Task brief
Look through the material below. Copy each line that contains the string "Commission".

Supplied records
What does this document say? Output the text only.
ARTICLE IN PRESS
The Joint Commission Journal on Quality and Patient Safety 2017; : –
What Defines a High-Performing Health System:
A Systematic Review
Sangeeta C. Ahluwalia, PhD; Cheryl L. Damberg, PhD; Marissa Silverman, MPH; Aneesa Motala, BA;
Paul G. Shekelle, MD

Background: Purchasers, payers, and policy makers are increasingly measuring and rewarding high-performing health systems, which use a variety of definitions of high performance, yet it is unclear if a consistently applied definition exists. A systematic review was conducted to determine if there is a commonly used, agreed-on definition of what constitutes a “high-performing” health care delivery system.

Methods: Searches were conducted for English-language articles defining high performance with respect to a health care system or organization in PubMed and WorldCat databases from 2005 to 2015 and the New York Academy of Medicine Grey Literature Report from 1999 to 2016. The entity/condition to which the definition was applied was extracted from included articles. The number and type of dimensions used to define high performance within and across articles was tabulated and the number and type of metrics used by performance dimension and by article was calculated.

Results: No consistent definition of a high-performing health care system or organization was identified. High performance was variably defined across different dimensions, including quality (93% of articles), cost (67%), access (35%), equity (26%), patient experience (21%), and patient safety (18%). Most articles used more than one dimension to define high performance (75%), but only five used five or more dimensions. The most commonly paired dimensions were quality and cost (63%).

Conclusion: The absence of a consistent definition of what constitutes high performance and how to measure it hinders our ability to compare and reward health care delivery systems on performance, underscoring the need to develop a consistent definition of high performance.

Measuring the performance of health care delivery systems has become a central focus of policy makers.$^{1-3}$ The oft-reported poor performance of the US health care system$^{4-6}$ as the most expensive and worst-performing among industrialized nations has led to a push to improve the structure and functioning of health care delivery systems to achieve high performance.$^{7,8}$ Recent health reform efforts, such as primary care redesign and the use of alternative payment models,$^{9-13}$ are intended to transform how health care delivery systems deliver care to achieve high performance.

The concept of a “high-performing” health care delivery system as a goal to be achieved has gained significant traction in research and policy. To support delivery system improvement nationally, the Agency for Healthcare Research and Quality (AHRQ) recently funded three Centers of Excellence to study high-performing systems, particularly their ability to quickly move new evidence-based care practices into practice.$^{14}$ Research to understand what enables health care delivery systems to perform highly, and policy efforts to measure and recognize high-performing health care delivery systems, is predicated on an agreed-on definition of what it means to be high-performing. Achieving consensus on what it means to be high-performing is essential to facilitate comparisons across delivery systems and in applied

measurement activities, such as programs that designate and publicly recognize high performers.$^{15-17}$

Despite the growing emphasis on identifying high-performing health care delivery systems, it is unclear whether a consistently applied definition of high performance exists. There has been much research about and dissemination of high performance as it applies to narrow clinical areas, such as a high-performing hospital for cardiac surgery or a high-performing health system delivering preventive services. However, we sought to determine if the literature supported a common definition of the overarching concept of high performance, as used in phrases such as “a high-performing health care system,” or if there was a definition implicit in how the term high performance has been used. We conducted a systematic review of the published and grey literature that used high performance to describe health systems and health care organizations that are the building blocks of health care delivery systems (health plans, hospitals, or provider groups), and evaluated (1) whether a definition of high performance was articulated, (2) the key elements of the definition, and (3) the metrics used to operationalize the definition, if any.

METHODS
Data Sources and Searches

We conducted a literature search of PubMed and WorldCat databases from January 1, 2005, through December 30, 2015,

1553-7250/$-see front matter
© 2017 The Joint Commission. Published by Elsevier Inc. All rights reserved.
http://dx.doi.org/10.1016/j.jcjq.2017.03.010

Expected output
The Joint Commission Journal on Quality and Patient Safety 2017; : –
© 2017 The Joint Commission. Published by Elsevier Inc. All rights reserved.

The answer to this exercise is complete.